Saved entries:
* * * * * * * * *
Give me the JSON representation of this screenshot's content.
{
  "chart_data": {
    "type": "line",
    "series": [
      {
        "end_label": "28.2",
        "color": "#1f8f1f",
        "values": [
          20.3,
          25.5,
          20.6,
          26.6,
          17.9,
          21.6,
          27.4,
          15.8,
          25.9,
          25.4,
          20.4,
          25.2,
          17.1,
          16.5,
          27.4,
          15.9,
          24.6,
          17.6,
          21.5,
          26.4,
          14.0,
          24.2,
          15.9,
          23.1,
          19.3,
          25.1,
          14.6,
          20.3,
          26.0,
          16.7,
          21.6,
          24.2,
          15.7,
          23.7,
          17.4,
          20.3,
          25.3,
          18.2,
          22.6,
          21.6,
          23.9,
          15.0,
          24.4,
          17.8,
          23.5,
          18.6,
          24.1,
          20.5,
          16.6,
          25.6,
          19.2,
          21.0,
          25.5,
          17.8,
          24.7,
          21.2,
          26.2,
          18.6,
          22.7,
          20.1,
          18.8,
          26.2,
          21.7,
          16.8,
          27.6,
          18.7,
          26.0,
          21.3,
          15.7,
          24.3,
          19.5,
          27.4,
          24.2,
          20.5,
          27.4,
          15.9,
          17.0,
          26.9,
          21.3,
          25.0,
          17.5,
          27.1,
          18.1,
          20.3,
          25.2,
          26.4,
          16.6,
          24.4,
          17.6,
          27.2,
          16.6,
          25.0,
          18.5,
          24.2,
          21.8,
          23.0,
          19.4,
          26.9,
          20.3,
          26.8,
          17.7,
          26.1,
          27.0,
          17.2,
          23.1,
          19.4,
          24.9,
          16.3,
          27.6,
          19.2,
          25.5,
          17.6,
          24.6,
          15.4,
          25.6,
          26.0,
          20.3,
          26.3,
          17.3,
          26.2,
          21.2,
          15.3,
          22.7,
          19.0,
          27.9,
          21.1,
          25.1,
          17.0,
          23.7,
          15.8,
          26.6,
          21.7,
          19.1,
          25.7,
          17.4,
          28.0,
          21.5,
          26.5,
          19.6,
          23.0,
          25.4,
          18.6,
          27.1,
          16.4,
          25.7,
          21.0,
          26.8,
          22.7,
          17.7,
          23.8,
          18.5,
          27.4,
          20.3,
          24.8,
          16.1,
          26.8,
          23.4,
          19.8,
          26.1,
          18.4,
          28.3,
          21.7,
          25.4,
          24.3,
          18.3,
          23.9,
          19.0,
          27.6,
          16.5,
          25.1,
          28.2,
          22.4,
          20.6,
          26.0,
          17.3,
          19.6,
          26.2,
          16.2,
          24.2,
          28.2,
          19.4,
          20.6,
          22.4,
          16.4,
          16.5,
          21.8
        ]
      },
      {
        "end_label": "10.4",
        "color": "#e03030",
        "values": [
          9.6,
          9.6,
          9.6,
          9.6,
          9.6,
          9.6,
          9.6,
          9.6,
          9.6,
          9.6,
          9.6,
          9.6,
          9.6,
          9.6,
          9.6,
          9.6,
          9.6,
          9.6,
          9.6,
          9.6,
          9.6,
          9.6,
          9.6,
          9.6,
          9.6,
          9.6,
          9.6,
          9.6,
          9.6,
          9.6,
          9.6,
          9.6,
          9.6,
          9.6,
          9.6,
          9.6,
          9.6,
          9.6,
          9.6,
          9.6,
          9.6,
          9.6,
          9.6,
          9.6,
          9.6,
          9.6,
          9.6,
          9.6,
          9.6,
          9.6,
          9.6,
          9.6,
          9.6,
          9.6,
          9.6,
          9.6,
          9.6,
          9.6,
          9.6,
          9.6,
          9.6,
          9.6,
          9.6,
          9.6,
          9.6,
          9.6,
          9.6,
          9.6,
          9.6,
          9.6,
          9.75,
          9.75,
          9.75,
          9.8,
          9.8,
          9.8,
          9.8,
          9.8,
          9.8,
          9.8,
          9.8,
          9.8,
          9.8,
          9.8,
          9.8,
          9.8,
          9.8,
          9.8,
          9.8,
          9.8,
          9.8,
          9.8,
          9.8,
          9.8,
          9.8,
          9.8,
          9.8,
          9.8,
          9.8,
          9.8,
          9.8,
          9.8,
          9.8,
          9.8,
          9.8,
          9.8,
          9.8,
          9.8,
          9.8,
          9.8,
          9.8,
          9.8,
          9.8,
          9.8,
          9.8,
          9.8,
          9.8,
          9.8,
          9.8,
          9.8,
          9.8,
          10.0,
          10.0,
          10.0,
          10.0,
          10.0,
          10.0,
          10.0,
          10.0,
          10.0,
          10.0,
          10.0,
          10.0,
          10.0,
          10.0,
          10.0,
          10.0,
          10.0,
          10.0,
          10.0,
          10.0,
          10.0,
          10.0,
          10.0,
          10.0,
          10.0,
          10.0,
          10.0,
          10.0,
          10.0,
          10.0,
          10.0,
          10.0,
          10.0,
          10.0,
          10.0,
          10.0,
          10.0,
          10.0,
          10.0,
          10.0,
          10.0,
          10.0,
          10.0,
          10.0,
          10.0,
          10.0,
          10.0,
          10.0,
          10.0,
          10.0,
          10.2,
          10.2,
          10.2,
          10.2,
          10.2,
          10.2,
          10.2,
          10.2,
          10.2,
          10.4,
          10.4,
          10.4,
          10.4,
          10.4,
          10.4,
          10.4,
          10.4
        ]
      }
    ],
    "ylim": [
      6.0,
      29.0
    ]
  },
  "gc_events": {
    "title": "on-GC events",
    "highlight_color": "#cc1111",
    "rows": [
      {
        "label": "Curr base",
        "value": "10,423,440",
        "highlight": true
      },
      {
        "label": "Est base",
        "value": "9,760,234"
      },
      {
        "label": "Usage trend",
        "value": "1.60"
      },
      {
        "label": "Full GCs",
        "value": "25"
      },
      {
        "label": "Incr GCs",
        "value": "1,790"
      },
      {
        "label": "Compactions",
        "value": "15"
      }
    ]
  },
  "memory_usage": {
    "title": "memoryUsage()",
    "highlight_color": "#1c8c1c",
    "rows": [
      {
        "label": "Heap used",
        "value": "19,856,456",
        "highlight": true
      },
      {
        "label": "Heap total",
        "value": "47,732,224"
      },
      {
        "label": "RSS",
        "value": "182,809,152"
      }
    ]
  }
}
* * * * * * * * *
** Exercise instructions **
Repeat the lines above exactly.

** Problem solution **
Give me the JSON representation of this screenshot's content.
{
  "chart_data": {
    "type": "line",
    "series": [
      {
        "end_label": "28.2",
        "color": "#1f8f1f",
        "values": [
          20.3,
          25.5,
          20.6,
          26.6,
          17.9,
          21.6,
          27.4,
          15.8,
          25.9,
          25.4,
          20.4,
          25.2,
          17.1,
          16.5,
          27.4,
          15.9,
          24.6,
          17.6,
          21.5,
          26.4,
          14.0,
          24.2,
          15.9,
          23.1,
          19.3,
          25.1,
          14.6,
          20.3,
          26.0,
          16.7,
          21.6,
          24.2,
          15.7,
          23.7,
          17.4,
          20.3,
          25.3,
          18.2,
          22.6,
          21.6,
          23.9,
          15.0,
          24.4,
          17.8,
          23.5,
          18.6,
          24.1,
          20.5,
          16.6,
          25.6,
          19.2,
          21.0,
          25.5,
          17.8,
          24.7,
          21.2,
          26.2,
          18.6,
          22.7,
          20.1,
          18.8,
          26.2,
          21.7,
          16.8,
          27.6,
          18.7,
          26.0,
          21.3,
          15.7,
          24.3,
          19.5,
          27.4,
          24.2,
          20.5,
          27.4,
          15.9,
          17.0,
          26.9,
          21.3,
          25.0,
          17.5,
          27.1,
          18.1,
          20.3,
          25.2,
          26.4,
          16.6,
          24.4,
          17.6,
          27.2,
          16.6,
          25.0,
          18.5,
          24.2,
          21.8,
          23.0,
          19.4,
          26.9,
          20.3,
          26.8,
          17.7,
          26.1,
          27.0,
          17.2,
          23.1,
          19.4,
          24.9,
          16.3,
          27.6,
          19.2,
          25.5,
          17.6,
          24.6,
          15.4,
          25.6,
          26.0,
          20.3,
          26.3,
          17.3,
          26.2,
          21.2,
          15.3,
          22.7,
          19.0,
          27.9,
          21.1,
          25.1,
          17.0,
          23.7,
          15.8,
          26.6,
          21.7,
          19.1,
          25.7,
          17.4,
          28.0,
          21.5,
          26.5,
          19.6,
          23.0,
          25.4,
          18.6,
          27.1,
          16.4,
          25.7,
          21.0,
          26.8,
          22.7,
          17.7,
          23.8,
          18.5,
          27.4,
          20.3,
          24.8,
          16.1,
          26.8,
          23.4,
          19.8,
          26.1,
          18.4,
          28.3,
          21.7,
          25.4,
          24.3,
          18.3,
          23.9,
          19.0,
          27.6,
          16.5,
          25.1,
          28.2,
          22.4,
          20.6,
          26.0,
          17.3,
          19.6,
          26.2,
          16.2,
          24.2,
          28.2,
          19.4,
          20.6,
          22.4,
          16.4,
          16.5,
          21.8
        ]
      },
      {
        "end_label": "10.4",
        "color": "#e03030",
        "values": [
          9.6,
          9.6,
          9.6,
          9.6,
          9.6,
          9.6,
          9.6,
          9.6,
          9.6,
          9.6,
          9.6,
          9.6,
          9.6,
          9.6,
          9.6,
          9.6,
          9.6,
          9.6,
          9.6,
          9.6,
          9.6,
          9.6,
          9.6,
          9.6,
          9.6,
          9.6,
          9.6,
          9.6,
          9.6,
          9.6,
          9.6,
          9.6,
          9.6,
          9.6,
          9.6,
          9.6,
          9.6,
          9.6,
          9.6,
          9.6,
          9.6,
          9.6,
          9.6,
          9.6,
          9.6,
          9.6,
          9.6,
          9.6,
          9.6,
          9.6,
          9.6,
          9.6,
          9.6,
          9.6,
          9.6,
          9.6,
          9.6,
          9.6,
          9.6,
          9.6,
          9.6,
          9.6,
          9.6,
          9.6,
          9.6,
          9.6,
          9.6,
          9.6,
          9.6,
          9.6,
          9.75,
          9.75,
          9.75,
          9.8,
          9.8,
          9.8,
          9.8,
          9.8,
          9.8,
          9.8,
          9.8,
          9.8,
          9.8,
          9.8,
          9.8,
          9.8,
          9.8,
          9.8,
          9.8,
          9.8,
          9.8,
          9.8,
          9.8,
          9.8,
          9.8,
          9.8,
          9.8,
          9.8,
          9.8,
          9.8,
          9.8,
          9.8,
          9.8,
          9.8,
          9.8,
          9.8,
          9.8,
          9.8,
          9.8,
          9.8,
          9.8,
          9.8,
          9.8,
          9.8,
          9.8,
          9.8,
          9.8,
          9.8,
          9.8,
          9.8,
          9.8,
          10.0,
          10.0,
          10.0,
          10.0,
          10.0,
          10.0,
          10.0,
          10.0,
          10.0,
          10.0,
          10.0,
          10.0,
          10.0,
          10.0,
          10.0,
          10.0,
          10.0,
          10.0,
          10.0,
          10.0,
          10.0,
          10.0,
          10.0,
          10.0,
          10.0,
          10.0,
          10.0,
          10.0,
          10.0,
          10.0,
          10.0,
          10.0,
          10.0,
          10.0,
          10.0,
          10.0,
          10.0,
          10.0,
          10.0,
          10.0,
          10.0,
          10.0,
          10.0,
          10.0,
          10.0,
          10.0,
          10.0,
          10.0,
          10.0,
          10.0,
          10.2,
          10.2,
          10.2,
          10.2,
          10.2,
          10.2,
          10.2,
          10.2,
          10.2,
          10.4,
          10.4,
          10.4,
          10.4,
          10.4,
          10.4,
          10.4,
          10.4
        ]
      }
    ],
    "ylim": [
      6.0,
      29.0
    ]
  },
  "gc_events": {
    "title": "on-GC events",
    "highlight_color": "#cc1111",
    "rows": [
      {
        "label": "Curr base",
        "value": "10,423,440",
        "highlight": true
      },
      {
        "label": "Est base",
        "value": "9,760,234"
      },
      {
        "label": "Usage trend",
        "value": "1.60"
      },
      {
        "label": "Full GCs",
        "value": "25"
      },
      {
        "label": "Incr GCs",
        "value": "1,790"
      },
      {
        "label": "Compactions",
        "value": "15"
      }
    ]
  },
  "memory_usage": {
    "title": "memoryUsage()",
    "highlight_color": "#1c8c1c",
    "rows": [
      {
        "label": "Heap used",
        "value": "19,856,456",
        "highlight": true
      },
      {
        "label": "Heap total",
        "value": "47,732,224"
      },
      {
        "label": "RSS",
        "value": "182,809,152"
      }
    ]
  }
}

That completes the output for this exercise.